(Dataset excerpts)
+ + +

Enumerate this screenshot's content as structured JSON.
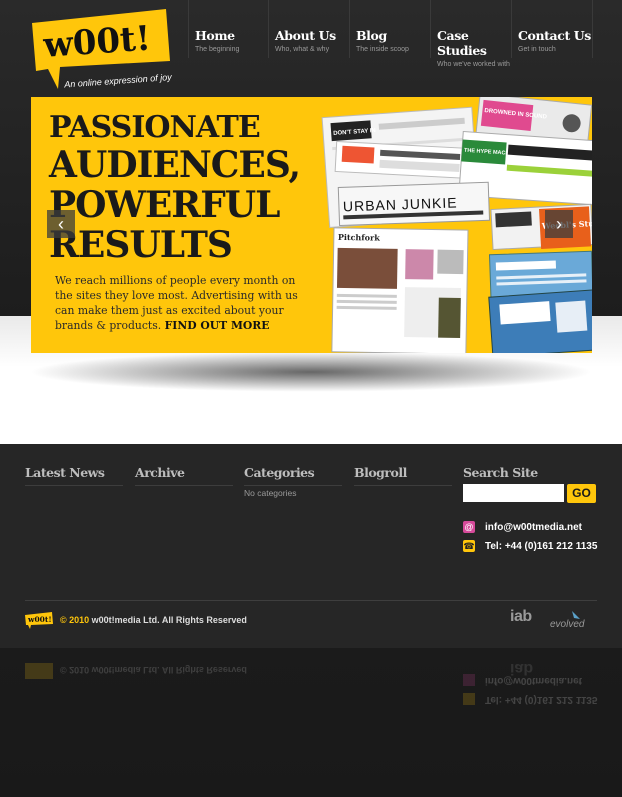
{
  "logo": {
    "wordmark": "w00t!",
    "tagline": "An online expression of joy"
  },
  "nav": [
    {
      "title": "Home",
      "sub": "The beginning"
    },
    {
      "title": "About Us",
      "sub": "Who, what & why"
    },
    {
      "title": "Blog",
      "sub": "The inside scoop"
    },
    {
      "title": "Case Studies",
      "sub": "Who we've worked with"
    },
    {
      "title": "Contact Us",
      "sub": "Get in touch"
    }
  ],
  "banner": {
    "headline": [
      "PASSIONATE",
      "AUDIENCES,",
      "POWERFUL",
      "RESULTS"
    ],
    "blurb": "We reach millions of people every month on the sites they love most. Advertising with us can make them just as excited about your brands & products.",
    "cta": "FIND OUT MORE",
    "prev_icon": "chevron-left-icon",
    "next_icon": "chevron-right-icon",
    "collage_labels": {
      "dont_stay_in": "DON'T STAY IN",
      "drowned": "DROWNED IN SOUND",
      "hype": "THE HYPE MACHINE",
      "urban": "URBAN JUNKIE",
      "pitchfork": "Pitchfork",
      "weebl": "Weebl's Stuff"
    }
  },
  "footer": {
    "latest_news": "Latest News",
    "archive": "Archive",
    "categories": "Categories",
    "no_categories": "No categories",
    "blogroll": "Blogroll",
    "search_title": "Search Site",
    "search_button": "GO",
    "email": "info@w00tmedia.net",
    "phone": "Tel: +44 (0)161 212 1135",
    "copyright_year": "© 2010",
    "copyright_rest": " w00t!media Ltd. All Rights Reserved",
    "iab": "iab",
    "evolved": "evolved"
  },
  "colors": {
    "accent": "#ffc60b",
    "dark": "#262626"
  }
}
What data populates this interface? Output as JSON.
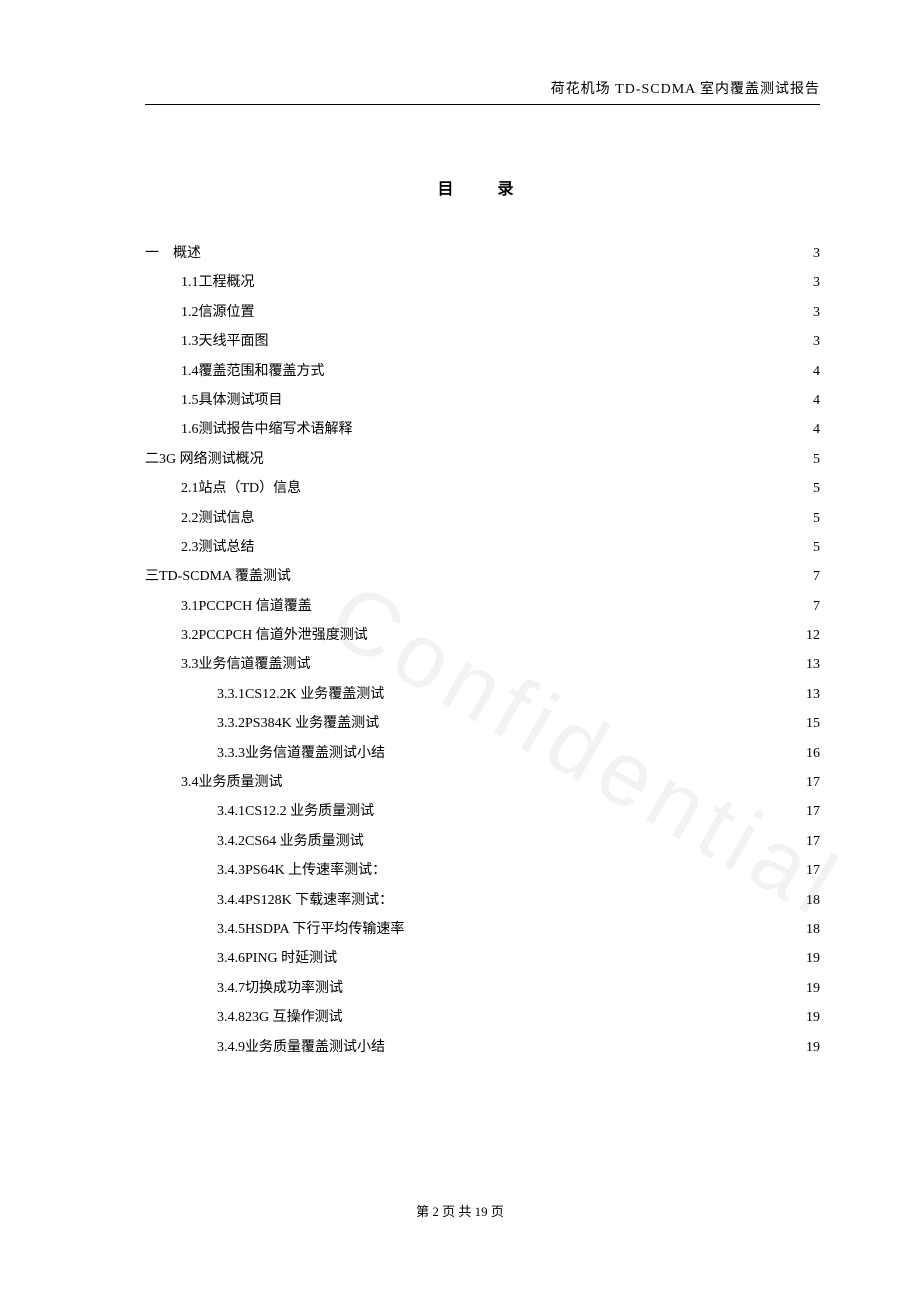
{
  "header": {
    "right_text": "荷花机场 TD-SCDMA 室内覆盖测试报告"
  },
  "toc_title": "目　录",
  "toc": [
    {
      "indent": 0,
      "num": "一",
      "label": "　概述",
      "page": "3"
    },
    {
      "indent": 1,
      "num": "1.1",
      "label": "  工程概况",
      "page": "3"
    },
    {
      "indent": 1,
      "num": "1.2",
      "label": "  信源位置",
      "page": "3"
    },
    {
      "indent": 1,
      "num": "1.3",
      "label": "  天线平面图",
      "page": "3"
    },
    {
      "indent": 1,
      "num": "1.4",
      "label": "  覆盖范围和覆盖方式",
      "page": "4"
    },
    {
      "indent": 1,
      "num": "1.5",
      "label": "  具体测试项目",
      "page": "4"
    },
    {
      "indent": 1,
      "num": "1.6",
      "label": "  测试报告中缩写术语解释",
      "page": "4"
    },
    {
      "indent": 0,
      "num": "二",
      "label": "  3G 网络测试概况",
      "page": "5"
    },
    {
      "indent": 1,
      "num": "2.1",
      "label": " 站点（TD）信息 ",
      "page": "5"
    },
    {
      "indent": 1,
      "num": "2.2",
      "label": " 测试信息",
      "page": "5"
    },
    {
      "indent": 1,
      "num": "2.3",
      "label": " 测试总结",
      "page": "5"
    },
    {
      "indent": 0,
      "num": "三",
      "label": "  TD-SCDMA  覆盖测试",
      "page": "7"
    },
    {
      "indent": 1,
      "num": "3.1",
      "label": " PCCPCH 信道覆盖 ",
      "page": "7"
    },
    {
      "indent": 1,
      "num": "3.2",
      "label": " PCCPCH 信道外泄强度测试 ",
      "page": "12"
    },
    {
      "indent": 1,
      "num": "3.3",
      "label": " 业务信道覆盖测试",
      "page": "13"
    },
    {
      "indent": 2,
      "num": "3.3.1",
      "label": " CS12.2K 业务覆盖测试",
      "page": "13"
    },
    {
      "indent": 2,
      "num": "3.3.2",
      "label": " PS384K 业务覆盖测试 ",
      "page": "15"
    },
    {
      "indent": 2,
      "num": "3.3.3",
      "label": " 业务信道覆盖测试小结",
      "page": "16"
    },
    {
      "indent": 1,
      "num": "3.4",
      "label": "  业务质量测试",
      "page": "17"
    },
    {
      "indent": 2,
      "num": "3.4.1",
      "label": " CS12.2 业务质量测试",
      "page": "17"
    },
    {
      "indent": 2,
      "num": "3.4.2",
      "label": " CS64 业务质量测试",
      "page": "17"
    },
    {
      "indent": 2,
      "num": "3.4.3",
      "label": " PS64K 上传速率测试：",
      "page": "17"
    },
    {
      "indent": 2,
      "num": "3.4.4",
      "label": " PS128K 下载速率测试： ",
      "page": "18"
    },
    {
      "indent": 2,
      "num": "3.4.5",
      "label": " HSDPA 下行平均传输速率 ",
      "page": "18"
    },
    {
      "indent": 2,
      "num": "3.4.6",
      "label": " PING 时延测试",
      "page": "19"
    },
    {
      "indent": 2,
      "num": "3.4.7",
      "label": " 切换成功率测试",
      "page": "19"
    },
    {
      "indent": 2,
      "num": "3.4.8",
      "label": " 23G 互操作测试",
      "page": "19"
    },
    {
      "indent": 2,
      "num": "3.4.9",
      "label": " 业务质量覆盖测试小结",
      "page": "19"
    }
  ],
  "footer": {
    "text": "第  2  页  共  19  页"
  },
  "watermark": "Confidential"
}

+ + +

Using the material above, gather every line that includes "业务质量测试".

      "label": "  业务质量测试",
      "label": " CS12.2 业务质量测试",
      "label": " CS64 业务质量测试",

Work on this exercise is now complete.